**Assignment**
When a line in the records contains the string "popularity", copy that line.

══ Available records ══

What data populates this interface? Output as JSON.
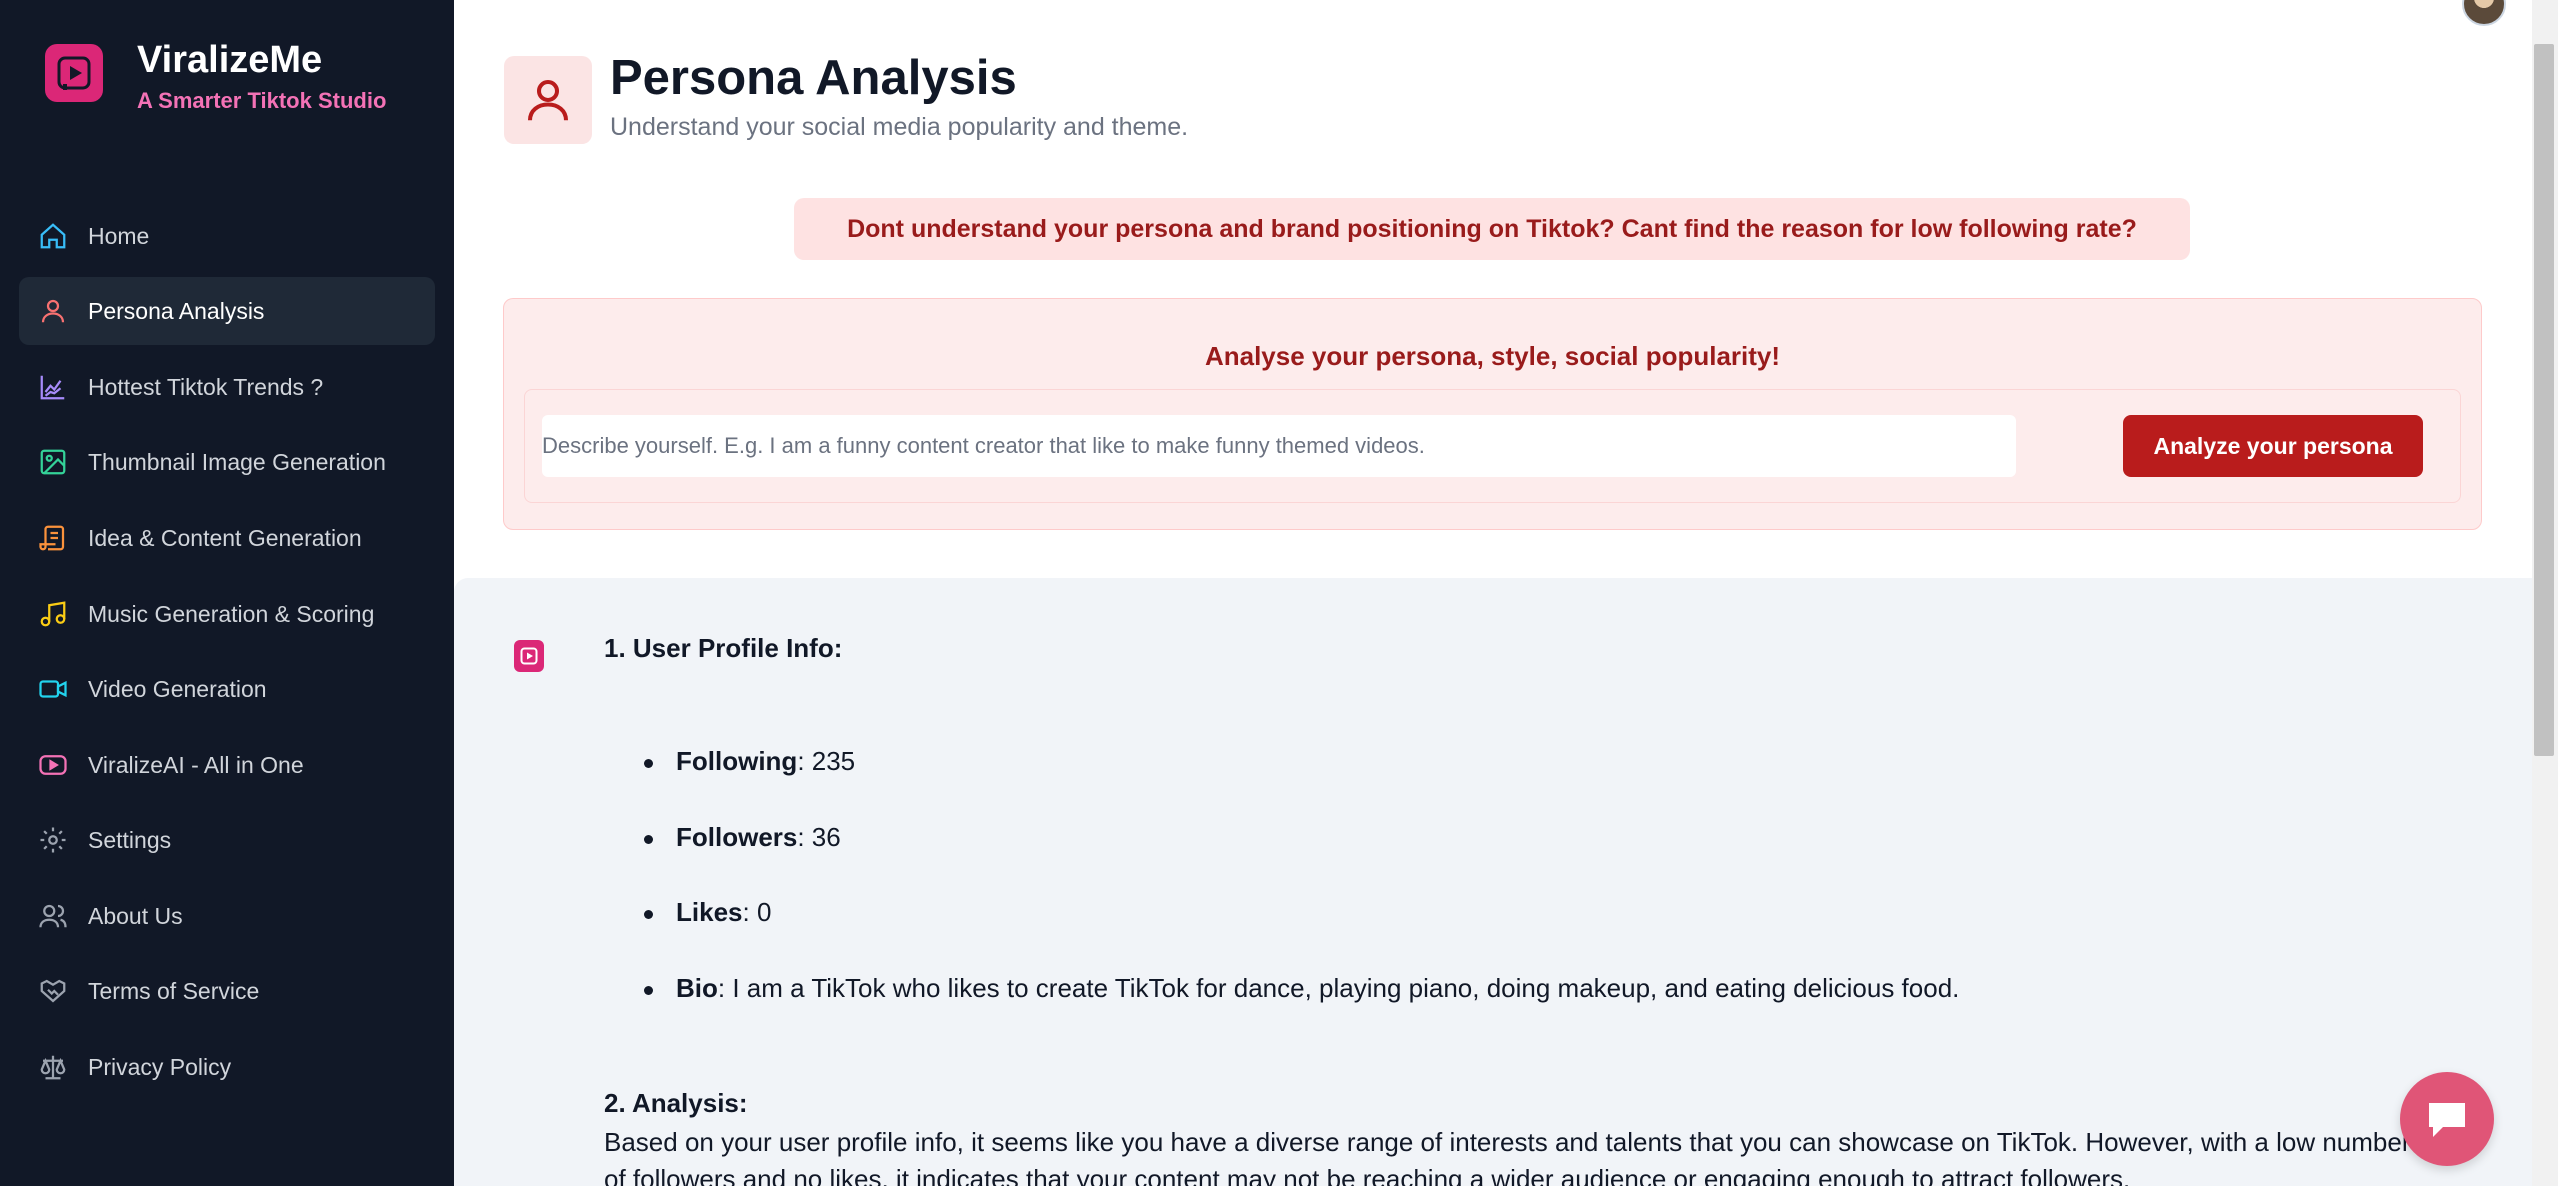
{
  "brand": {
    "name": "ViralizeMe",
    "tagline": "A Smarter Tiktok Studio"
  },
  "sidebar": {
    "items": [
      {
        "label": "Home",
        "icon": "home-icon",
        "color": "#38bdf8"
      },
      {
        "label": "Persona Analysis",
        "icon": "user-icon",
        "color": "#f87171",
        "active": true
      },
      {
        "label": "Hottest Tiktok Trends ?",
        "icon": "chart-icon",
        "color": "#a78bfa"
      },
      {
        "label": "Thumbnail Image Generation",
        "icon": "image-icon",
        "color": "#34d399"
      },
      {
        "label": "Idea & Content Generation",
        "icon": "scroll-icon",
        "color": "#fb923c"
      },
      {
        "label": "Music Generation & Scoring",
        "icon": "music-icon",
        "color": "#facc15"
      },
      {
        "label": "Video Generation",
        "icon": "video-icon",
        "color": "#22d3ee"
      },
      {
        "label": "ViralizeAI - All in One",
        "icon": "play-icon",
        "color": "#f472b6"
      },
      {
        "label": "Settings",
        "icon": "gear-icon",
        "color": "#9ca3af"
      },
      {
        "label": "About Us",
        "icon": "users-icon",
        "color": "#9ca3af"
      },
      {
        "label": "Terms of Service",
        "icon": "handshake-icon",
        "color": "#9ca3af"
      },
      {
        "label": "Privacy Policy",
        "icon": "scale-icon",
        "color": "#9ca3af"
      }
    ]
  },
  "header": {
    "title": "Persona Analysis",
    "subtitle": "Understand your social media popularity and theme."
  },
  "banner": {
    "text": "Dont understand your persona and brand positioning on Tiktok? Cant find the reason for low following rate?"
  },
  "analyse": {
    "title": "Analyse your persona, style, social popularity!",
    "placeholder": "Describe yourself. E.g. I am a funny content creator that like to make funny themed videos.",
    "button_label": "Analyze your persona"
  },
  "result": {
    "section1_heading": "1. User Profile Info:",
    "profile": [
      {
        "key": "Following",
        "value": ": 235"
      },
      {
        "key": "Followers",
        "value": ": 36"
      },
      {
        "key": "Likes",
        "value": ": 0"
      },
      {
        "key": "Bio",
        "value": ": I am a TikTok who likes to create TikTok for dance, playing piano, doing makeup, and eating delicious food."
      }
    ],
    "section2_heading": "2. Analysis:",
    "analysis_text": "Based on your user profile info, it seems like you have a diverse range of interests and talents that you can showcase on TikTok. However, with a low number of followers and no likes, it indicates that your content may not be reaching a wider audience or engaging enough to attract followers."
  },
  "colors": {
    "accent": "#b91c1c",
    "brand": "#db2777",
    "sidebar_bg": "#111827"
  }
}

═══

**Result of this task**
    "subtitle": "Understand your social media popularity and theme."
    "title": "Analyse your persona, style, social popularity!",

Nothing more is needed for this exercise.